Below is a set of records. Repeat all of them exactly.

::::::::

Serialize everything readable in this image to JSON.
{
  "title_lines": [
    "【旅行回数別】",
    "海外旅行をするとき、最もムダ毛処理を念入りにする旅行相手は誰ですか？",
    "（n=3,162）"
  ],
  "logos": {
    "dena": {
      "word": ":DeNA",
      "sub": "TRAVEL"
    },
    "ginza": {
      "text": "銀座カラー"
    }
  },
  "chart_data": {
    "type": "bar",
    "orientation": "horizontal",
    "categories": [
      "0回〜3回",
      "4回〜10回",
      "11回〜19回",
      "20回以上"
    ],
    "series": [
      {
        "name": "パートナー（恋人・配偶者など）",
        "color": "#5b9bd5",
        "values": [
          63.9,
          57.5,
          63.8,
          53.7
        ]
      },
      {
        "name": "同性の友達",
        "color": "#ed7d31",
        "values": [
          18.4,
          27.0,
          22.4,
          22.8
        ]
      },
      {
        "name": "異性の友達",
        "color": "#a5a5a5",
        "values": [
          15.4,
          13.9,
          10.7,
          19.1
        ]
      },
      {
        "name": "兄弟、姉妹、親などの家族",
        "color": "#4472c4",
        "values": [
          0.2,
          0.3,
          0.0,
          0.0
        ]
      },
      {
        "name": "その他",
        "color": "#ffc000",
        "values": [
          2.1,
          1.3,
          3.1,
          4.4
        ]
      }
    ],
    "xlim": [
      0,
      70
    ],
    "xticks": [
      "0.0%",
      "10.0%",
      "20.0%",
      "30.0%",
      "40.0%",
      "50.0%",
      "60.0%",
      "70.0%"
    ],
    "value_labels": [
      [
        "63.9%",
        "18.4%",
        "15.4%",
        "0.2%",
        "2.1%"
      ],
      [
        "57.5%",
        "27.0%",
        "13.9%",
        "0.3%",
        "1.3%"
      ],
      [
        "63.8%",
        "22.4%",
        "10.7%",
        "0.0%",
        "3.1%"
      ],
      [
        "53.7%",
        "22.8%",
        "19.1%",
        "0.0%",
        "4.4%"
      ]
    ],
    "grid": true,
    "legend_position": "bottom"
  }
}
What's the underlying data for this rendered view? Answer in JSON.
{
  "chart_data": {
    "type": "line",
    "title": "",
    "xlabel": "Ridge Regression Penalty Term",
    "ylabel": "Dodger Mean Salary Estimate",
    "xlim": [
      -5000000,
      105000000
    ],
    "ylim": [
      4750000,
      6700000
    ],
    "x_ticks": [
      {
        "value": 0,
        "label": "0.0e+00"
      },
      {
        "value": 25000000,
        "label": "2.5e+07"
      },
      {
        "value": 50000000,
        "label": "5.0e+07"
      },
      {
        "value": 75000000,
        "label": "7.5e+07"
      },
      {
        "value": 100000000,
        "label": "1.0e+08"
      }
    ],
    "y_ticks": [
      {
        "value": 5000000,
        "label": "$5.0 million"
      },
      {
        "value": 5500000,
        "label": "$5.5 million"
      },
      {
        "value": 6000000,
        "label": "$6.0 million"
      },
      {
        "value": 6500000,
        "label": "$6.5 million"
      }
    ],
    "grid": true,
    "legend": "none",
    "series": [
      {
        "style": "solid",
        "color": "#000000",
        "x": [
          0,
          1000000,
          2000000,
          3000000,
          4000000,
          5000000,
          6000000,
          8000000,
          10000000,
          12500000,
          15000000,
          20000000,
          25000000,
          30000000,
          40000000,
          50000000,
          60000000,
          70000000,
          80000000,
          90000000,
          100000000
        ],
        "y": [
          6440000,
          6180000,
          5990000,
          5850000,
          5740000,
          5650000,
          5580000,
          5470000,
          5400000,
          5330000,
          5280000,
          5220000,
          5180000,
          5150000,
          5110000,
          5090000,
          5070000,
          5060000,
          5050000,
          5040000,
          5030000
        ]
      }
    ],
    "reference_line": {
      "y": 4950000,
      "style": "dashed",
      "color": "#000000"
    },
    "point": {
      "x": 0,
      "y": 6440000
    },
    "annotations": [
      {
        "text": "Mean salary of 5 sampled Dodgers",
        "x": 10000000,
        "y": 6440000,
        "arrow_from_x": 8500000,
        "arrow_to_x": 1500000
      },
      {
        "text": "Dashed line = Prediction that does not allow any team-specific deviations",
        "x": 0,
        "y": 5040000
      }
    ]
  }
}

::::::::

- _Problem solution_
Serialize everything readable in this image to JSON.
{
  "title_lines": [
    "【旅行回数別】",
    "海外旅行をするとき、最もムダ毛処理を念入りにする旅行相手は誰ですか？",
    "（n=3,162）"
  ],
  "logos": {
    "dena": {
      "word": ":DeNA",
      "sub": "TRAVEL"
    },
    "ginza": {
      "text": "銀座カラー"
    }
  },
  "chart_data": {
    "type": "bar",
    "orientation": "horizontal",
    "categories": [
      "0回〜3回",
      "4回〜10回",
      "11回〜19回",
      "20回以上"
    ],
    "series": [
      {
        "name": "パートナー（恋人・配偶者など）",
        "color": "#5b9bd5",
        "values": [
          63.9,
          57.5,
          63.8,
          53.7
        ]
      },
      {
        "name": "同性の友達",
        "color": "#ed7d31",
        "values": [
          18.4,
          27.0,
          22.4,
          22.8
        ]
      },
      {
        "name": "異性の友達",
        "color": "#a5a5a5",
        "values": [
          15.4,
          13.9,
          10.7,
          19.1
        ]
      },
      {
        "name": "兄弟、姉妹、親などの家族",
        "color": "#4472c4",
        "values": [
          0.2,
          0.3,
          0.0,
          0.0
        ]
      },
      {
        "name": "その他",
        "color": "#ffc000",
        "values": [
          2.1,
          1.3,
          3.1,
          4.4
        ]
      }
    ],
    "xlim": [
      0,
      70
    ],
    "xticks": [
      "0.0%",
      "10.0%",
      "20.0%",
      "30.0%",
      "40.0%",
      "50.0%",
      "60.0%",
      "70.0%"
    ],
    "value_labels": [
      [
        "63.9%",
        "18.4%",
        "15.4%",
        "0.2%",
        "2.1%"
      ],
      [
        "57.5%",
        "27.0%",
        "13.9%",
        "0.3%",
        "1.3%"
      ],
      [
        "63.8%",
        "22.4%",
        "10.7%",
        "0.0%",
        "3.1%"
      ],
      [
        "53.7%",
        "22.8%",
        "19.1%",
        "0.0%",
        "4.4%"
      ]
    ],
    "grid": true,
    "legend_position": "bottom"
  }
}
What's the underlying data for this rendered view? Answer in JSON.
{
  "chart_data": {
    "type": "line",
    "title": "",
    "xlabel": "Ridge Regression Penalty Term",
    "ylabel": "Dodger Mean Salary Estimate",
    "xlim": [
      -5000000,
      105000000
    ],
    "ylim": [
      4750000,
      6700000
    ],
    "x_ticks": [
      {
        "value": 0,
        "label": "0.0e+00"
      },
      {
        "value": 25000000,
        "label": "2.5e+07"
      },
      {
        "value": 50000000,
        "label": "5.0e+07"
      },
      {
        "value": 75000000,
        "label": "7.5e+07"
      },
      {
        "value": 100000000,
        "label": "1.0e+08"
      }
    ],
    "y_ticks": [
      {
        "value": 5000000,
        "label": "$5.0 million"
      },
      {
        "value": 5500000,
        "label": "$5.5 million"
      },
      {
        "value": 6000000,
        "label": "$6.0 million"
      },
      {
        "value": 6500000,
        "label": "$6.5 million"
      }
    ],
    "grid": true,
    "legend": "none",
    "series": [
      {
        "style": "solid",
        "color": "#000000",
        "x": [
          0,
          1000000,
          2000000,
          3000000,
          4000000,
          5000000,
          6000000,
          8000000,
          10000000,
          12500000,
          15000000,
          20000000,
          25000000,
          30000000,
          40000000,
          50000000,
          60000000,
          70000000,
          80000000,
          90000000,
          100000000
        ],
        "y": [
          6440000,
          6180000,
          5990000,
          5850000,
          5740000,
          5650000,
          5580000,
          5470000,
          5400000,
          5330000,
          5280000,
          5220000,
          5180000,
          5150000,
          5110000,
          5090000,
          5070000,
          5060000,
          5050000,
          5040000,
          5030000
        ]
      }
    ],
    "reference_line": {
      "y": 4950000,
      "style": "dashed",
      "color": "#000000"
    },
    "point": {
      "x": 0,
      "y": 6440000
    },
    "annotations": [
      {
        "text": "Mean salary of 5 sampled Dodgers",
        "x": 10000000,
        "y": 6440000,
        "arrow_from_x": 8500000,
        "arrow_to_x": 1500000
      },
      {
        "text": "Dashed line = Prediction that does not allow any team-specific deviations",
        "x": 0,
        "y": 5040000
      }
    ]
  }
}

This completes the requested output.